• Set task
Can you restate the records below word for word?

────

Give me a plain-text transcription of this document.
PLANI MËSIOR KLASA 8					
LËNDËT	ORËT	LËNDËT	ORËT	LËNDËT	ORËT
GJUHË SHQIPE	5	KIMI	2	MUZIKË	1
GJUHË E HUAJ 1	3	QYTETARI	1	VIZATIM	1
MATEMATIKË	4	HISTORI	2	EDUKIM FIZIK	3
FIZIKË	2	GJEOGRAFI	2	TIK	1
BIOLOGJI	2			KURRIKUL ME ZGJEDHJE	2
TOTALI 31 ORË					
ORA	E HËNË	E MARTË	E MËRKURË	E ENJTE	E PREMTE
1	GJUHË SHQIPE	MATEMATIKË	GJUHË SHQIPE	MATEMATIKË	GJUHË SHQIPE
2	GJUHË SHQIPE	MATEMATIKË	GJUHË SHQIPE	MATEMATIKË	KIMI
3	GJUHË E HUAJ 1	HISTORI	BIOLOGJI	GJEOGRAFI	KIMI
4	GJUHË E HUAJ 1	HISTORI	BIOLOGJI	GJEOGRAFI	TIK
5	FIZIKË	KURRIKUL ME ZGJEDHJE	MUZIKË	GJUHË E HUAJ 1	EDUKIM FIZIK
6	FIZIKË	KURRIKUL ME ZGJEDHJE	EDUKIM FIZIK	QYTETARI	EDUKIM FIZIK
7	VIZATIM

────

• Task solution
Give me a plain-text transcription of this document.
PLANI MËSIOR KLASA 8					
LËNDËT	ORËT	LËNDËT	ORËT	LËNDËT	ORËT
GJUHË SHQIPE	5	KIMI	2	MUZIKË	1
GJUHË E HUAJ 1	3	QYTETARI	1	VIZATIM	1
MATEMATIKË	4	HISTORI	2	EDUKIM FIZIK	3
FIZIKË	2	GJEOGRAFI	2	TIK	1
BIOLOGJI	2			KURRIKUL ME ZGJEDHJE	2
TOTALI 31 ORË					
ORA	E HËNË	E MARTË	E MËRKURË	E ENJTE	E PREMTE
1	GJUHË SHQIPE	MATEMATIKË	GJUHË SHQIPE	MATEMATIKË	GJUHË SHQIPE
2	GJUHË SHQIPE	MATEMATIKË	GJUHË SHQIPE	MATEMATIKË	KIMI
3	GJUHË E HUAJ 1	HISTORI	BIOLOGJI	GJEOGRAFI	KIMI
4	GJUHË E HUAJ 1	HISTORI	BIOLOGJI	GJEOGRAFI	TIK
5	FIZIKË	KURRIKUL ME ZGJEDHJE	MUZIKË	GJUHË E HUAJ 1	EDUKIM FIZIK
6	FIZIKË	KURRIKUL ME ZGJEDHJE	EDUKIM FIZIK	QYTETARI	EDUKIM FIZIK
7	VIZATIM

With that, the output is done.